====== RECORDS PROVIDED ======

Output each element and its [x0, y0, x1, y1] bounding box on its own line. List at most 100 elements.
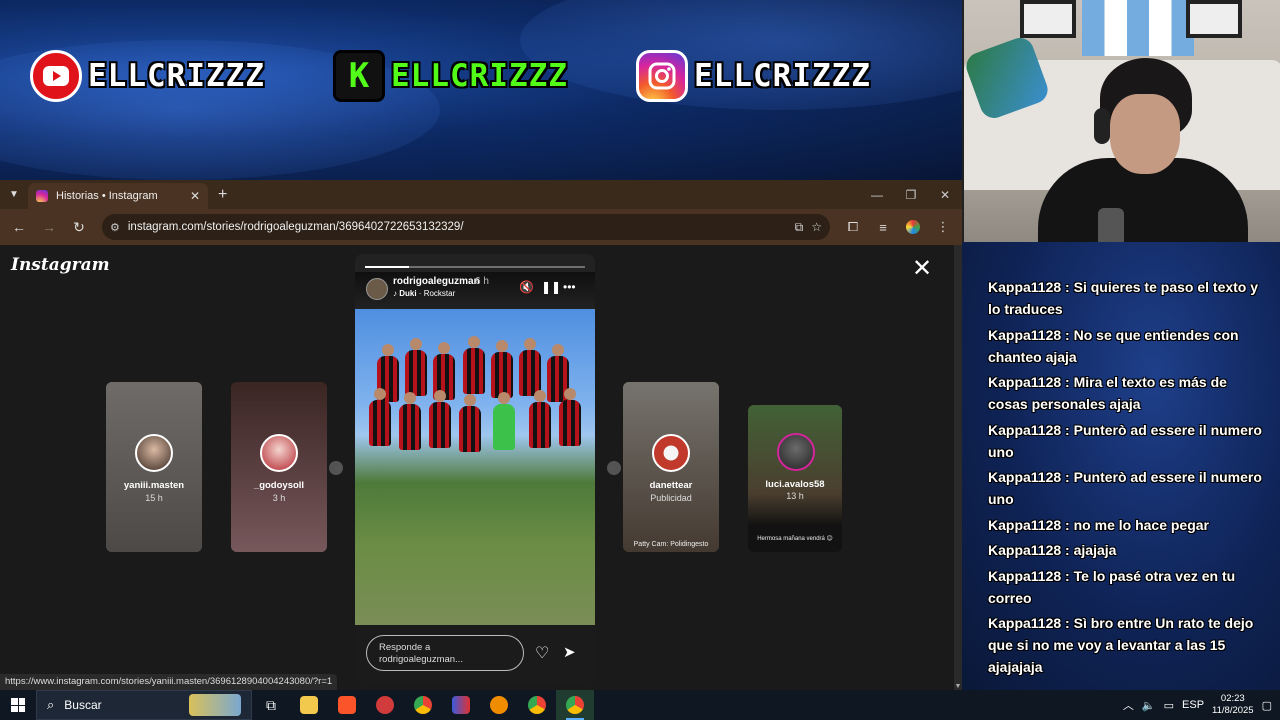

======
====== RECORDS PROVIDED ======

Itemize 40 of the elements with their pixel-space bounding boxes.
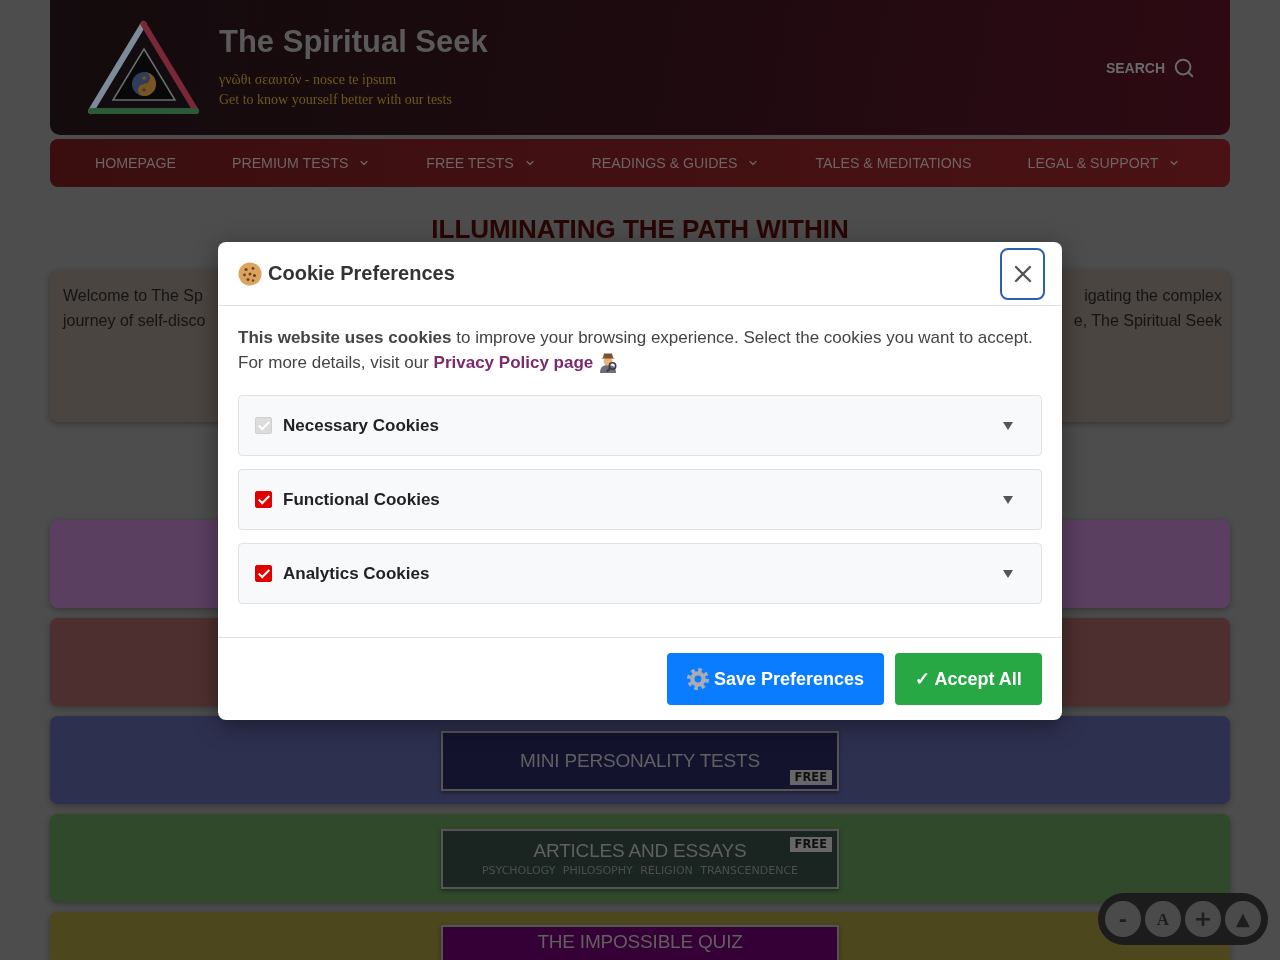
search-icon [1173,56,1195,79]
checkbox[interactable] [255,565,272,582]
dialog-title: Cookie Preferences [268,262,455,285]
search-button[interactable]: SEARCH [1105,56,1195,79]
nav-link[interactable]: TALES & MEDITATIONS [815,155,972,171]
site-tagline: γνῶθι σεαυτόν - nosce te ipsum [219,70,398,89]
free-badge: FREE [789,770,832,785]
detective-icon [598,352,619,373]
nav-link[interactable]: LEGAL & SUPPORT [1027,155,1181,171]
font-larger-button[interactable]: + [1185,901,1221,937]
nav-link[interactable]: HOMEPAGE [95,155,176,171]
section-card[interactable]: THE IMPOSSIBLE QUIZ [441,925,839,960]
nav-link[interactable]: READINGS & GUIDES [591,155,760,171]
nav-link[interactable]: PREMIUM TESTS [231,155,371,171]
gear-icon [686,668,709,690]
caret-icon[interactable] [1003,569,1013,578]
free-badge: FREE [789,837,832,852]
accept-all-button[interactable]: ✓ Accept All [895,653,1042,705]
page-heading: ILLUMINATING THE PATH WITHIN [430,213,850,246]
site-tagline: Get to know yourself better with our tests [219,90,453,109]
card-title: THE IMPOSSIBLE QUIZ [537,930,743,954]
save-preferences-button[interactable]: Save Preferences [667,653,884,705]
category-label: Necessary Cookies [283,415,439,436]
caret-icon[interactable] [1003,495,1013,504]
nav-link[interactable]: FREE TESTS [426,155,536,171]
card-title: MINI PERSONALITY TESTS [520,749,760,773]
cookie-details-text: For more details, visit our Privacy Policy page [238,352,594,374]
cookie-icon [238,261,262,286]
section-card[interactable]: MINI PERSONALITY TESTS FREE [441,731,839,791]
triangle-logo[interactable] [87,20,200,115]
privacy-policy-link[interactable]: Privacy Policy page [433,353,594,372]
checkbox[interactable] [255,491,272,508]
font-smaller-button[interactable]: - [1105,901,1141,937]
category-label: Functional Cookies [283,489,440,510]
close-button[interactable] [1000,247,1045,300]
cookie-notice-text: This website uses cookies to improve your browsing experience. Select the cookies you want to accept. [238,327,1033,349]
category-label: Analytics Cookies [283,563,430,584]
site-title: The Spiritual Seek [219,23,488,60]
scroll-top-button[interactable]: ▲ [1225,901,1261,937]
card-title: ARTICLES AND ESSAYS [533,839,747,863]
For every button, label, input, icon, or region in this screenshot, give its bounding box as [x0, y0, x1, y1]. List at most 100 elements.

======

Render the part that opens with the line containing "Itemize 40 of" and closes with the line containing "free-badge: FREE [789,837,832,852]", both ends included, as a Markdown table with the columns Number and Line, skipping blank lines and leaving out the pictures.

| Number | Line |
|---|---|
| 1 | Itemize 40 of the elements with their pixel-space bounding boxes. |
| 2 | search-icon [1173,56,1195,79] |
| 3 | checkbox[interactable] [255,565,272,582] |
| 4 | dialog-title: Cookie Preferences [268,262,455,285] |
| 5 | search-button[interactable]: SEARCH [1105,56,1195,79] |
| 6 | nav-link[interactable]: TALES & MEDITATIONS [815,155,972,171] |
| 7 | site-tagline: γνῶθι σεαυτόν - nosce te ipsum [219,70,398,89] |
| 8 | free-badge: FREE [789,770,832,785] |
| 9 | detective-icon [598,352,619,373] |
| 10 | nav-link[interactable]: LEGAL & SUPPORT [1027,155,1181,171] |
| 11 | font-larger-button[interactable]: + [1185,901,1221,937] |
| 12 | nav-link[interactable]: HOMEPAGE [95,155,176,171] |
| 13 | section-card[interactable]: THE IMPOSSIBLE QUIZ [441,925,839,960] |
| 14 | nav-link[interactable]: READINGS & GUIDES [591,155,760,171] |
| 15 | nav-link[interactable]: PREMIUM TESTS [231,155,371,171] |
| 16 | gear-icon [686,668,709,690] |
| 17 | caret-icon[interactable] [1003,569,1013,578] |
| 18 | free-badge: FREE [789,837,832,852] |